◆ JOB ◆
Convert every line of the records below into one numbered list, skipping blank lines and leaving out the pictures.

◆ DATASET RECORDS ◆
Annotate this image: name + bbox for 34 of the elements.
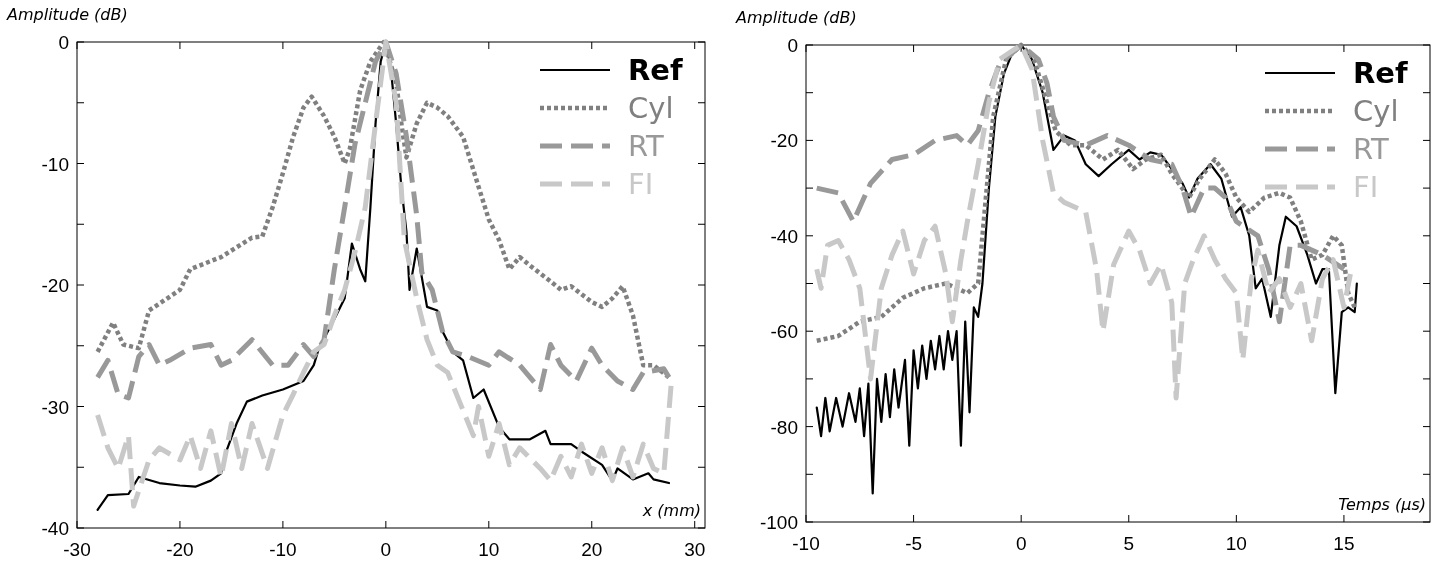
y-tick-label: -80 (770, 416, 798, 438)
x-axis-title: x (mm) (641, 501, 701, 520)
x-tick-label: 10 (478, 539, 500, 560)
y-tick-label: -60 (770, 321, 798, 343)
legend-label: Ref (628, 53, 683, 87)
y-tick-label: -100 (759, 512, 798, 533)
legend-label: RT (1353, 132, 1390, 166)
x-tick-label: -5 (905, 533, 923, 554)
y-tick-label: -40 (41, 518, 69, 539)
legend-label: RT (628, 129, 665, 163)
legend-label: Ref (1353, 56, 1408, 90)
y-tick-label: -30 (41, 396, 69, 418)
legend-label: Cyl (1353, 94, 1399, 128)
x-tick-label: -10 (792, 533, 820, 554)
x-tick-label: 20 (581, 539, 603, 560)
x-axis-title: Temps (µs) (1338, 495, 1426, 514)
x-tick-label: 15 (1333, 533, 1355, 554)
x-tick-label: -30 (63, 539, 91, 560)
y-tick-label: -10 (41, 153, 69, 175)
y-tick-label: -40 (770, 225, 798, 247)
x-tick-label: 0 (380, 539, 392, 560)
x-tick-label: 0 (1015, 533, 1027, 554)
y-tick-label: 0 (58, 32, 69, 53)
legend-label: Cyl (628, 91, 674, 125)
y-tick-label: -20 (770, 130, 798, 152)
x-tick-label: 5 (1123, 533, 1135, 554)
y-tick-label: -20 (41, 275, 69, 296)
x-tick-label: 30 (684, 539, 706, 560)
y-tick-label: 0 (787, 35, 798, 56)
y-axis-title: Amplitude (dB) (6, 5, 128, 24)
x-tick-label: 10 (1225, 533, 1247, 554)
x-tick-label: -20 (166, 539, 194, 560)
y-axis-title: Amplitude (dB) (735, 8, 857, 27)
x-tick-label: -10 (269, 539, 297, 560)
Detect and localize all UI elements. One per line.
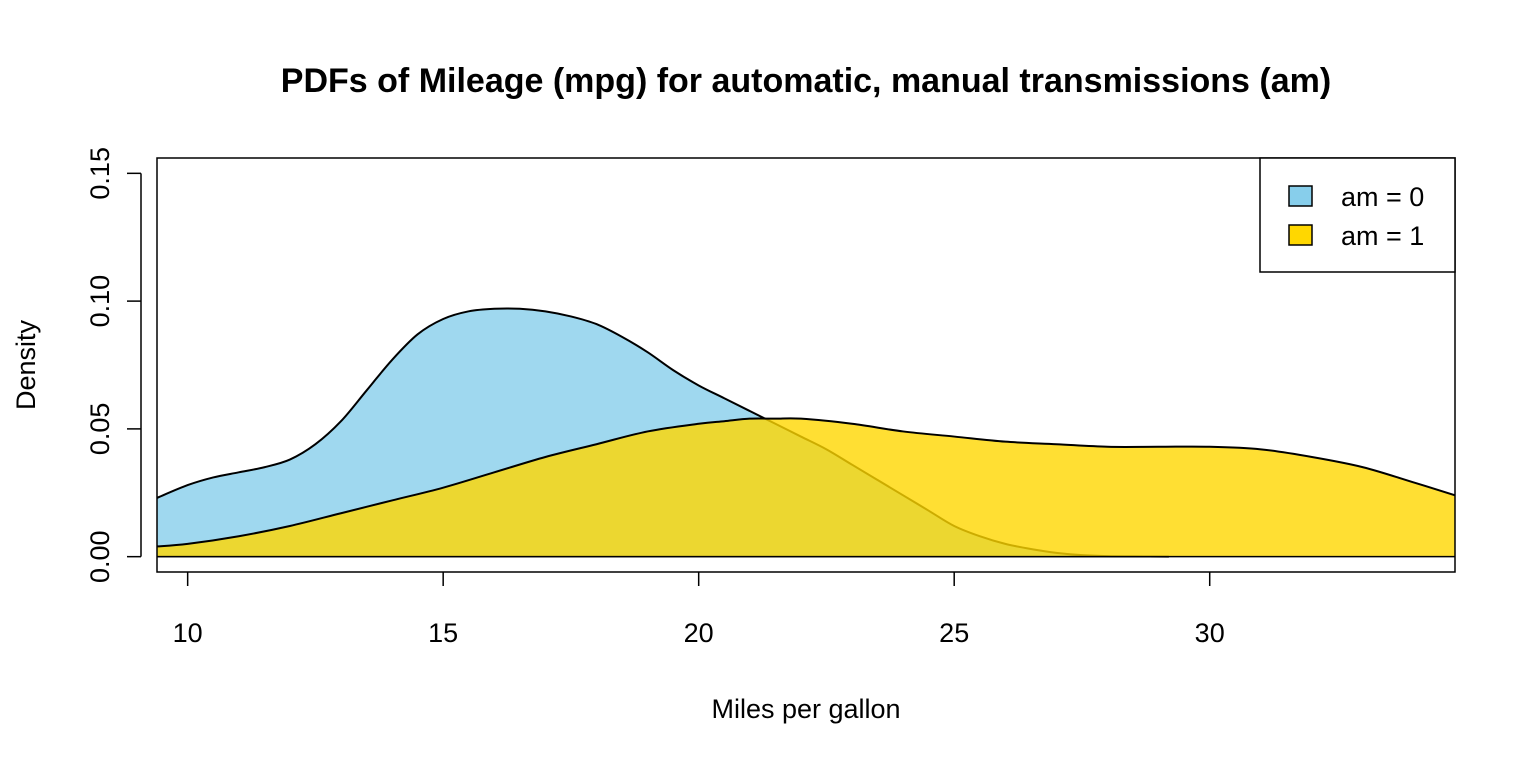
x-tick-label: 25 — [939, 618, 969, 648]
legend-label-am1: am = 1 — [1341, 221, 1424, 251]
y-axis-label: Density — [11, 319, 41, 410]
chart-title: PDFs of Mileage (mpg) for automatic, man… — [281, 62, 1331, 100]
density-area-am1 — [157, 418, 1455, 557]
y-tick-label: 0.10 — [85, 275, 115, 328]
x-tick-label: 20 — [684, 618, 714, 648]
x-axis: 10 15 20 25 30 — [173, 572, 1225, 648]
y-tick-label: 0.00 — [85, 530, 115, 583]
x-tick-label: 30 — [1195, 618, 1225, 648]
legend-swatch-am0 — [1288, 185, 1313, 207]
plot-frame — [156, 157, 1456, 573]
y-axis: 0.00 0.05 0.10 0.15 — [85, 147, 142, 583]
y-tick-label: 0.05 — [85, 403, 115, 456]
x-tick-label: 15 — [428, 618, 458, 648]
x-axis-label: Miles per gallon — [711, 694, 900, 724]
y-tick-label: 0.15 — [85, 147, 115, 200]
legend-box — [1259, 157, 1456, 273]
series-layer — [157, 307, 1455, 558]
legend-swatch-am1 — [1288, 224, 1313, 246]
x-tick-label: 10 — [173, 618, 203, 648]
density-line-am1 — [157, 417, 1455, 548]
legend-label-am0: am = 0 — [1341, 182, 1424, 212]
legend: am = 0 am = 1 — [1259, 157, 1456, 273]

◆ REPLY ◆
1. Annotate this image: name + bbox for 34 of the elements.
2. y-tick-label: -80 (770, 416, 798, 438)
3. x-axis-title: x (mm) (641, 501, 701, 520)
4. x-tick-label: 10 (478, 539, 500, 560)
5. y-tick-label: -60 (770, 321, 798, 343)
6. legend-label: Ref (628, 53, 683, 87)
7. y-tick-label: -100 (759, 512, 798, 533)
8. legend-label: RT (1353, 132, 1390, 166)
9. x-tick-label: -5 (905, 533, 923, 554)
10. y-tick-label: -40 (41, 518, 69, 539)
11. legend-label: RT (628, 129, 665, 163)
12. legend-label: Ref (1353, 56, 1408, 90)
13. y-tick-label: -30 (41, 396, 69, 418)
14. legend-label: Cyl (1353, 94, 1399, 128)
15. x-tick-label: -10 (792, 533, 820, 554)
16. x-tick-label: 20 (581, 539, 603, 560)
17. x-axis-title: Temps (µs) (1338, 495, 1426, 514)
18. x-tick-label: 15 (1333, 533, 1355, 554)
19. x-tick-label: -30 (63, 539, 91, 560)
20. y-tick-label: -10 (41, 153, 69, 175)
21. y-tick-label: -40 (770, 225, 798, 247)
22. x-tick-label: 0 (380, 539, 392, 560)
23. x-tick-label: 0 (1015, 533, 1027, 554)
24. y-tick-label: 0 (58, 32, 69, 53)
25. legend-label: Cyl (628, 91, 674, 125)
26. y-tick-label: -20 (770, 130, 798, 152)
27. x-tick-label: 5 (1123, 533, 1135, 554)
28. y-tick-label: -20 (41, 275, 69, 296)
29. x-tick-label: 30 (684, 539, 706, 560)
30. y-tick-label: 0 (787, 35, 798, 56)
31. y-axis-title: Amplitude (dB) (6, 5, 128, 24)
32. x-tick-label: 10 (1225, 533, 1247, 554)
33. x-tick-label: -20 (166, 539, 194, 560)
34. y-axis-title: Amplitude (dB) (735, 8, 857, 27)
35. x-tick-label: -10 (269, 539, 297, 560)
36. Detect and localize all UI elements. One per line.
37. x-tick-label: 25 — [939, 618, 969, 648]
38. legend-label-am1: am = 1 — [1341, 221, 1424, 251]
39. y-axis-label: Density — [11, 319, 41, 410]
40. chart-title: PDFs of Mileage (mpg) for automatic, man… — [281, 62, 1331, 100]
41. density-area-am1 — [157, 418, 1455, 557]
42. y-tick-label: 0.10 — [85, 275, 115, 328]
43. x-tick-label: 20 — [684, 618, 714, 648]
44. x-axis: 10 15 20 25 30 — [173, 572, 1225, 648]
45. y-tick-label: 0.00 — [85, 530, 115, 583]
46. x-tick-label: 30 — [1195, 618, 1225, 648]
47. legend-swatch-am0 — [1288, 185, 1313, 207]
48. plot-frame — [156, 157, 1456, 573]
49. y-axis: 0.00 0.05 0.10 0.15 — [85, 147, 142, 583]
50. y-tick-label: 0.05 — [85, 403, 115, 456]
51. x-tick-label: 15 — [428, 618, 458, 648]
52. x-axis-label: Miles per gallon — [711, 694, 900, 724]
53. y-tick-label: 0.15 — [85, 147, 115, 200]
54. legend-box — [1259, 157, 1456, 273]
55. series-layer — [157, 307, 1455, 558]
56. legend-swatch-am1 — [1288, 224, 1313, 246]
57. x-tick-label: 10 — [173, 618, 203, 648]
58. density-line-am1 — [157, 417, 1455, 548]
59. legend-label-am0: am = 0 — [1341, 182, 1424, 212]
60. legend: am = 0 am = 1 — [1259, 157, 1456, 273]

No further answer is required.